Element location data

----

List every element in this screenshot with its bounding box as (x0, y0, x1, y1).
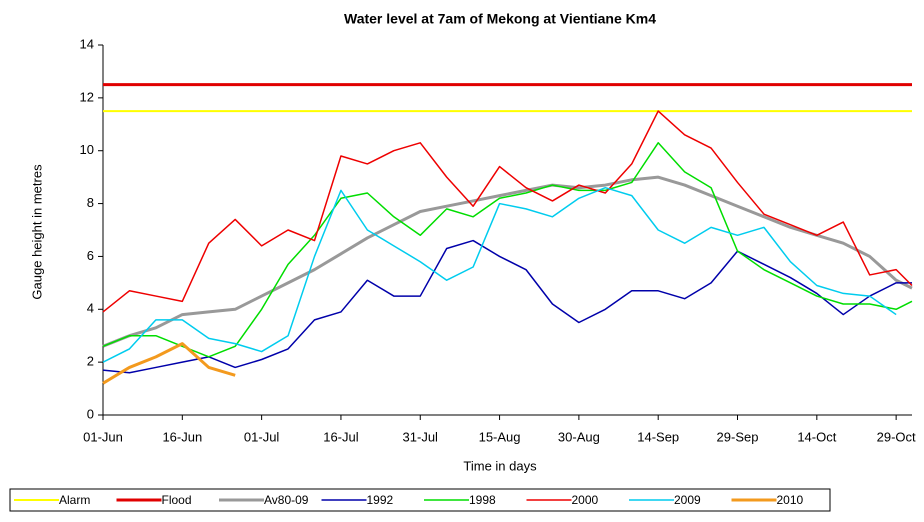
x-tick-label: 16-Jul (323, 429, 359, 444)
y-tick-label: 4 (87, 301, 94, 316)
legend-label: 1992 (367, 493, 394, 507)
series-line (102, 142, 913, 358)
x-tick-label: 14-Sep (637, 429, 679, 444)
y-tick-label: 2 (87, 354, 94, 369)
legend-label: Av80-09 (264, 493, 309, 507)
series-line (102, 110, 913, 313)
legend-label: 2010 (777, 493, 804, 507)
legend-label: Flood (162, 493, 192, 507)
series-line (102, 239, 912, 374)
x-tick-label: 16-Jun (162, 429, 202, 444)
legend-label: Alarm (59, 493, 90, 507)
legend-label: 2000 (572, 493, 599, 507)
legend-label: 2009 (674, 493, 701, 507)
y-tick-label: 8 (87, 195, 94, 210)
x-tick-label: 29-Sep (717, 429, 759, 444)
x-axis-label: Time in days (463, 458, 537, 473)
x-tick-label: 15-Aug (479, 429, 521, 444)
x-tick-label: 14-Oct (797, 429, 836, 444)
y-tick-label: 0 (87, 406, 94, 421)
x-tick-label: 31-Jul (403, 429, 439, 444)
y-tick-label: 14 (80, 36, 94, 51)
x-tick-label: 01-Jul (244, 429, 280, 444)
y-tick-label: 6 (87, 248, 94, 263)
x-tick-label: 29-Oct (877, 429, 916, 444)
series-line (102, 175, 913, 348)
legend-box (9, 488, 831, 512)
chart-title: Water level at 7am of Mekong at Vientian… (344, 11, 656, 27)
series-line (102, 186, 897, 363)
series-line (102, 342, 236, 385)
y-tick-label: 12 (80, 89, 94, 104)
legend-label: 1998 (469, 493, 496, 507)
y-axis-label: Gauge height in metres (29, 164, 44, 300)
y-tick-label: 10 (80, 142, 94, 157)
x-tick-label: 01-Jun (83, 429, 123, 444)
x-tick-label: 30-Aug (558, 429, 600, 444)
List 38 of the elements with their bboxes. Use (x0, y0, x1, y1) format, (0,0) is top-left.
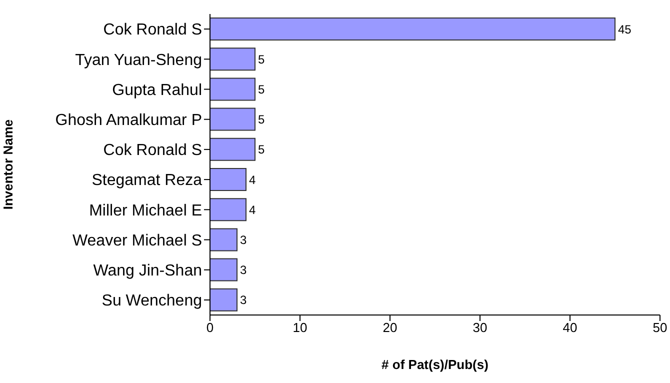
data-label: 45 (618, 22, 632, 36)
y-tick-label: Cok Ronald S (103, 22, 202, 39)
bar (210, 168, 246, 191)
x-tick-label: 20 (382, 320, 398, 336)
data-label: 3 (240, 263, 247, 278)
y-tick-label: Wang Jin-Shan (93, 262, 202, 280)
x-tick-label: 30 (472, 320, 488, 336)
y-tick-label: Gupta Rahul (112, 82, 202, 99)
y-tick-label: Miller Michael E (89, 202, 202, 220)
bar (210, 48, 256, 71)
data-label: 3 (240, 293, 247, 308)
bar (210, 198, 246, 222)
y-axis-title: Inventor Name (0, 119, 16, 210)
x-axis-title: # of Pat(s)/Pub(s) (382, 357, 488, 372)
y-tick-label: Cok Ronald S (103, 142, 202, 160)
bar (210, 108, 256, 131)
x-tick-label: 0 (206, 320, 214, 336)
y-tick-label: Ghosh Amalkumar P (55, 112, 202, 130)
x-tick-label: 10 (292, 320, 308, 336)
y-tick-label: Weaver Michael S (72, 232, 202, 250)
data-label: 5 (258, 142, 265, 157)
data-label: 5 (258, 52, 265, 66)
data-label: 3 (240, 232, 247, 247)
y-tick-label: Tyan Yuan-Sheng (75, 52, 202, 69)
data-label: 5 (258, 82, 265, 96)
y-tick-label: Su Wencheng (102, 292, 202, 310)
data-label: 4 (249, 172, 256, 187)
data-label: 4 (249, 202, 256, 217)
bar (210, 78, 256, 101)
y-tick-label: Stegamat Reza (92, 172, 202, 190)
bar (210, 258, 238, 282)
x-tick-label: 50 (652, 320, 668, 336)
bar (210, 288, 238, 312)
bar (210, 18, 616, 40)
bar (210, 138, 256, 161)
x-tick-label: 40 (562, 320, 578, 336)
bar (210, 228, 238, 252)
data-label: 5 (258, 112, 265, 127)
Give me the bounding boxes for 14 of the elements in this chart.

----

Copy out every one of the entries above word for word, leaving out the pictures.

List every element in this screenshot with its bounding box as (x0, y0, x1, y1).
x-tick-label: 16-Jul (323, 429, 359, 444)
y-tick-label: 4 (87, 301, 94, 316)
legend-label: 1992 (367, 493, 394, 507)
series-line (102, 142, 913, 358)
x-tick-label: 14-Sep (637, 429, 679, 444)
y-tick-label: 2 (87, 354, 94, 369)
legend-label: Av80-09 (264, 493, 309, 507)
series-line (102, 110, 913, 313)
legend-label: 2010 (777, 493, 804, 507)
legend-label: Flood (162, 493, 192, 507)
series-line (102, 239, 912, 374)
x-tick-label: 16-Jun (162, 429, 202, 444)
legend-label: Alarm (59, 493, 90, 507)
legend-label: 2000 (572, 493, 599, 507)
legend-label: 2009 (674, 493, 701, 507)
y-tick-label: 8 (87, 195, 94, 210)
x-tick-label: 29-Sep (717, 429, 759, 444)
x-axis-label: Time in days (463, 458, 537, 473)
x-tick-label: 15-Aug (479, 429, 521, 444)
x-tick-label: 14-Oct (797, 429, 836, 444)
y-tick-label: 0 (87, 406, 94, 421)
x-tick-label: 31-Jul (403, 429, 439, 444)
y-tick-label: 14 (80, 36, 94, 51)
x-tick-label: 01-Jul (244, 429, 280, 444)
y-tick-label: 6 (87, 248, 94, 263)
x-tick-label: 29-Oct (877, 429, 916, 444)
series-line (102, 175, 913, 348)
legend-box (9, 488, 831, 512)
chart-title: Water level at 7am of Mekong at Vientian… (344, 11, 656, 27)
series-line (102, 186, 897, 363)
series-line (102, 342, 236, 385)
y-tick-label: 12 (80, 89, 94, 104)
legend-label: 1998 (469, 493, 496, 507)
y-axis-label: Gauge height in metres (29, 164, 44, 300)
y-tick-label: 10 (80, 142, 94, 157)
x-tick-label: 01-Jun (83, 429, 123, 444)
x-tick-label: 30-Aug (558, 429, 600, 444)
List 38 of the elements with their bboxes. Use (x0, y0, x1, y1) format, (0,0) is top-left.
data-label: 45 (618, 22, 632, 36)
y-tick-label: Cok Ronald S (103, 22, 202, 39)
bar (210, 168, 246, 191)
x-tick-label: 20 (382, 320, 398, 336)
data-label: 3 (240, 263, 247, 278)
y-tick-label: Wang Jin-Shan (93, 262, 202, 280)
x-tick-label: 30 (472, 320, 488, 336)
y-tick-label: Gupta Rahul (112, 82, 202, 99)
y-tick-label: Miller Michael E (89, 202, 202, 220)
bar (210, 48, 256, 71)
data-label: 3 (240, 293, 247, 308)
bar (210, 198, 246, 222)
y-axis-title: Inventor Name (0, 119, 16, 210)
x-axis-title: # of Pat(s)/Pub(s) (382, 357, 488, 372)
y-tick-label: Cok Ronald S (103, 142, 202, 160)
bar (210, 108, 256, 131)
x-tick-label: 0 (206, 320, 214, 336)
y-tick-label: Ghosh Amalkumar P (55, 112, 202, 130)
x-tick-label: 10 (292, 320, 308, 336)
y-tick-label: Weaver Michael S (72, 232, 202, 250)
data-label: 5 (258, 142, 265, 157)
data-label: 5 (258, 52, 265, 66)
data-label: 3 (240, 232, 247, 247)
y-tick-label: Tyan Yuan-Sheng (75, 52, 202, 69)
data-label: 5 (258, 82, 265, 96)
y-tick-label: Su Wencheng (102, 292, 202, 310)
data-label: 4 (249, 172, 256, 187)
data-label: 4 (249, 202, 256, 217)
bar (210, 78, 256, 101)
y-tick-label: Stegamat Reza (92, 172, 202, 190)
bar (210, 258, 238, 282)
x-tick-label: 50 (652, 320, 668, 336)
bar (210, 288, 238, 312)
bar (210, 18, 616, 40)
bar (210, 138, 256, 161)
x-tick-label: 40 (562, 320, 578, 336)
bar (210, 228, 238, 252)
data-label: 5 (258, 112, 265, 127)
Give me the bounding boxes for 14 of the elements in this chart.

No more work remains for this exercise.